| Tugas 1 |
Salin ulang tanpa perubahan bagian artikel tentang kedelai lokal, dimulai dari "Ali tanpa tedeng" dan berakhir pada "Z dari Zum.".

| Artikel |
-------
Ali Zum Mashar, petani wirausaha sekaligus peneliti, bersuara semakin lantang di tengah kenaikan harga kedelai impor, bahan baku industri tempe dan tahu.
Oleh
Ninuk M Pambudy
·5 menit baca
Orang yang paling meyakini Indonesia dapat memenuhi sebagian besar atau bahkan seluruh kebutuhan kedelai dari dalam negeri adalah Ali Zum Mashar, petani wirausaha sekaligus peneliti. Suaranya semakin lantang di tengah kenaikan harga kedelai impor, bahan baku industri tempe dan tahu.
Di Pusat Penelitian, Pengembangan, dan Penerapan Bioteknologi Mikroba ”Google” di Kampung Cikutu, Desa Rancasanggal, Kecamatan Cinangka, Kabupaten Serang, Banten, seluas 60 hektar miliknya, pada Minggu (6/3/2022) Ali memamerkan tanaman kedelai setinggi hampir empat meter. ”Ini untuk menunjukkan kedelai lokal bisa tumbuh subur dengan produktivitas tinggi. Supaya tidak ada alasan kedelai di Indonesia tidak bisa memberi hasil tinggi,” kata Ali.
Dengan menggunakan pupuk hayati Miroba ”Google” (Migo) temuannya, Ali menyebut produksi mencapai 3,5 ton kedelai per hektar, tiga kali lipat dari produktivitas umumnya yang rata-rata sekitar satu ton. Hasil itu bahkan lebih tinggi dari produksi rata-rata di salah satu produsen terbesar kedelai dunia, Amerika Serikat, yaitu 2,7 ton.
Ali tanpa tedeng aling-aling mengkritik para intelektual dan tokoh pertanian yang meragukan kemampuan Indonesia memproduksi kedelai. Wakil Ketua Umum Masyarakat Petani dan Pertanian Organik Indonesia ini menyayangkan orang-orang yang masih berpandangan Indonesia tak dapat memproduksi cukup kedelai karena itu tanaman subtropis. Dia membuktikan di kebun penelitiannya di Cikutu, ukuran biji kedelainya bahkan lebih besar dari kedelai impor.
Sejak menemukan Migo yang bernama asli Bio P2000 Z, Ali terus berinovasi dan meneliti. Bio adalah singkatan bioperforasi yang dia ibaratkan membuka celah kehidupan, P dari pupuk, 2000 adalah tahun dia mendapatkan paten dari World Intellectual Property Organization (WIPO) di Swiss, sedangkan Z dari Zum.
Sebagai petani wirausaha, Ali sudah mendapatkan lima paten nasional dan tiga paten internasional melalui WIPO. Dia juga menyebut sudah 21 galur kedelai dan 8 varietas padi lahir dari tangannya beserta tim. Di lahan sawah di Cikutu, hamparan padi Trisakti dengan kemampuan produksi dua kali rata-rata produksi nasional tampak siap dipanen. Padi Trisakti sudah didaftarkan dalam Perlindungan Varietas Tanaman (PVT) dan diserahkan kepada Kementerian Pertanian untuk disebarkan kepada petani.
-------
| Cuplikan Daftar |

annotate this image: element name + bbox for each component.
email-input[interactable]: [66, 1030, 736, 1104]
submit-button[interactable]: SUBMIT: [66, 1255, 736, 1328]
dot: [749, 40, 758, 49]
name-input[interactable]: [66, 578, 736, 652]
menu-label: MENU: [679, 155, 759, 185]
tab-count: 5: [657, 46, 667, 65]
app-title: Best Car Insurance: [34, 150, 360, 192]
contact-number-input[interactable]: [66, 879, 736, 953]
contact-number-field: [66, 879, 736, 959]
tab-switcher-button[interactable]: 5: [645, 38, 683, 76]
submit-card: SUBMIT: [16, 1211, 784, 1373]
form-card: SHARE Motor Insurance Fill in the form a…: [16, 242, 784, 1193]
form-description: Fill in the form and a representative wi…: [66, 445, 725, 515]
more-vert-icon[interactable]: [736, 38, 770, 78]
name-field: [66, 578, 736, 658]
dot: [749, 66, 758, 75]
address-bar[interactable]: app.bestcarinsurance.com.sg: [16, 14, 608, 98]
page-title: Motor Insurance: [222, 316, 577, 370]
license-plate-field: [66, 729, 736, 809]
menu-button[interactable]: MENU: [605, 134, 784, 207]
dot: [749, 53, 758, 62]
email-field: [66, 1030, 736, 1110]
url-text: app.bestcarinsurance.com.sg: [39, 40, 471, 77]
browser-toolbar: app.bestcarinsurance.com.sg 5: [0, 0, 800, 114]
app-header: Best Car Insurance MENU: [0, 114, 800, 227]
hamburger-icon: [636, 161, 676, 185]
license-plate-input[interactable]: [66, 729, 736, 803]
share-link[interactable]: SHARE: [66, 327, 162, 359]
-------
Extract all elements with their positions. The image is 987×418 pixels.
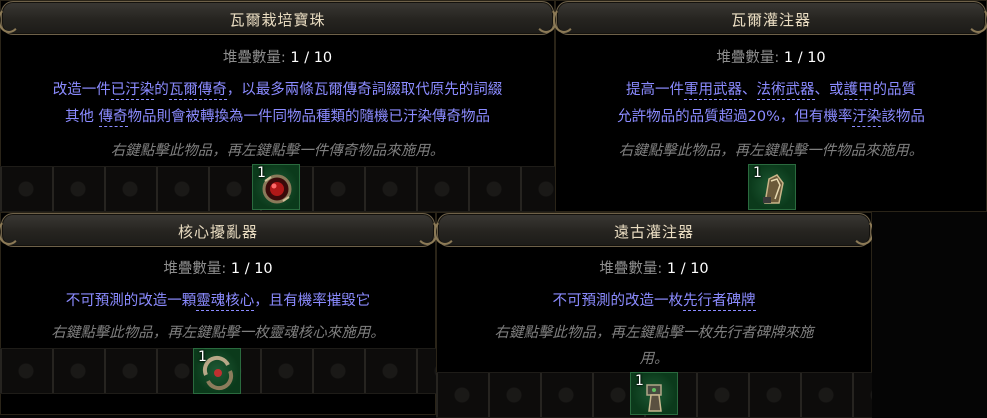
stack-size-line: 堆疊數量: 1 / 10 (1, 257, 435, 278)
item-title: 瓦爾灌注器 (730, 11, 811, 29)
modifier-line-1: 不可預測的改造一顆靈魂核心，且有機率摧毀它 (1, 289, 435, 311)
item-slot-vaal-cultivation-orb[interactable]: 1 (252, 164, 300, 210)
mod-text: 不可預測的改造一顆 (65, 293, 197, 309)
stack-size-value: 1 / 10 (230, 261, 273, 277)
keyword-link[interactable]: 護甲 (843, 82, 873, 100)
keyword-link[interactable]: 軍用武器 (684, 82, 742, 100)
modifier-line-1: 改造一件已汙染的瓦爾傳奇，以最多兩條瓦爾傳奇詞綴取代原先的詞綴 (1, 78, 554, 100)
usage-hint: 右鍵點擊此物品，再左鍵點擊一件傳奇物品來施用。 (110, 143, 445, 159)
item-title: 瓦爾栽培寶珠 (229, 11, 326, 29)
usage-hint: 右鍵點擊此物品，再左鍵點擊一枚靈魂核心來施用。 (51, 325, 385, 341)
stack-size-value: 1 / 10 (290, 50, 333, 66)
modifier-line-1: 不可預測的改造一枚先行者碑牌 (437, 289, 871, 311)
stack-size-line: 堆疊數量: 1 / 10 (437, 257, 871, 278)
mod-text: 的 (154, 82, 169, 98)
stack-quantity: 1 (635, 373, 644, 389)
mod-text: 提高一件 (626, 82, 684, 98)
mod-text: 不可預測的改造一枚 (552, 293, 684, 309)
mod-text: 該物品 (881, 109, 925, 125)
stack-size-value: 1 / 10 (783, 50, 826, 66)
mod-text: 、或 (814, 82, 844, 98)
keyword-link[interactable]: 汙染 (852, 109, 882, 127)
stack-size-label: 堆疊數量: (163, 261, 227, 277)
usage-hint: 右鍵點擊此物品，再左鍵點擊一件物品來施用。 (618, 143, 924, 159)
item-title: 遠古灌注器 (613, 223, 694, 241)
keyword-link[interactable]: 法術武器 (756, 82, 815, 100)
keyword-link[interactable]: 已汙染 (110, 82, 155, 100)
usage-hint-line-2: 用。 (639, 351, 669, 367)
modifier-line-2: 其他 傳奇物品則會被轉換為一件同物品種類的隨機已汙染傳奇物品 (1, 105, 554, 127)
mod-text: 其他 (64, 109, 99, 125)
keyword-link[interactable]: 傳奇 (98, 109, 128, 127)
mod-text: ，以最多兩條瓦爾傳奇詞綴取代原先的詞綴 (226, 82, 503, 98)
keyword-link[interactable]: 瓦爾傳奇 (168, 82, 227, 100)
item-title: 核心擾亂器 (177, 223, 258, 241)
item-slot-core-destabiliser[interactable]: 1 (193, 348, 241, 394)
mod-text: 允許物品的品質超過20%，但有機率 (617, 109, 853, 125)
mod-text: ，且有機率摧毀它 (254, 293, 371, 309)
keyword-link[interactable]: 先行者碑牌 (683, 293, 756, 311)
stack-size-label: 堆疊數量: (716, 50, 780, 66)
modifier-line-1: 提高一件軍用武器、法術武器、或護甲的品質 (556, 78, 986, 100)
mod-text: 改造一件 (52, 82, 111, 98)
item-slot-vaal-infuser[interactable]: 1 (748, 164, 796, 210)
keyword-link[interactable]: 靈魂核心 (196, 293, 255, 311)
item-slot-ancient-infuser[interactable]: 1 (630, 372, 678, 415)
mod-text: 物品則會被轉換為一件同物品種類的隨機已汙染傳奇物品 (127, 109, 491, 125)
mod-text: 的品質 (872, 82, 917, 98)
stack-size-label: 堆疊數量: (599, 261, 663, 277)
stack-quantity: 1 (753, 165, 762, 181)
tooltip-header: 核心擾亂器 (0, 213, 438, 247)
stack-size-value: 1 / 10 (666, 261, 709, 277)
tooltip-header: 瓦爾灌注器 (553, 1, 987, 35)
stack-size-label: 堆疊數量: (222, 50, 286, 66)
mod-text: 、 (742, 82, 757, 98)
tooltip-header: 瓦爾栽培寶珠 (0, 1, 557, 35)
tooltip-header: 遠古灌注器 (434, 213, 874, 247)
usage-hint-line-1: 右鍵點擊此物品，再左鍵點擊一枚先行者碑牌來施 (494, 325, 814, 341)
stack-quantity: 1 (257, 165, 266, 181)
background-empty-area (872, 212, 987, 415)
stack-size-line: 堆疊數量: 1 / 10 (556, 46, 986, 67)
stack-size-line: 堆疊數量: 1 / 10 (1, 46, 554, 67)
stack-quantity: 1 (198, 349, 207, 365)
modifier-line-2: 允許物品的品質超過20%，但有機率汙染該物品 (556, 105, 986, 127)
-------
| Tugas 2 |
Ambil setiap baris daftar yang memuat kata "vaal". Perbedaan huruf besar dan kecil diperhitungkan.

| Jawaban Tertulis 1 |
Ali tanpa tedeng aling-aling mengkritik para intelektual dan tokoh pertanian yang meragukan kemampuan Indonesia memproduksi kedelai. Wakil Ketua Umum Masyarakat Petani dan Pertanian Organik Indonesia ini menyayangkan orang-orang yang masih berpandangan Indonesia tak dapat memproduksi cukup kedelai karena itu tanaman subtropis. Dia membuktikan di kebun penelitiannya di Cikutu, ukuran biji kedelainya bahkan lebih besar dari kedelai impor.
Sejak menemukan Migo yang bernama asli Bio P2000 Z, Ali terus berinovasi dan meneliti. Bio adalah singkatan bioperforasi yang dia ibaratkan membuka celah kehidupan, P dari pupuk, 2000 adalah tahun dia mendapatkan paten dari World Intellectual Property Organization (WIPO) di Swiss, sedangkan Z dari Zum.

| Jawaban Tertulis 2 |
item-slot-vaal-cultivation-orb[interactable]: 1 (252, 164, 300, 210)
item-slot-vaal-infuser[interactable]: 1 (748, 164, 796, 210)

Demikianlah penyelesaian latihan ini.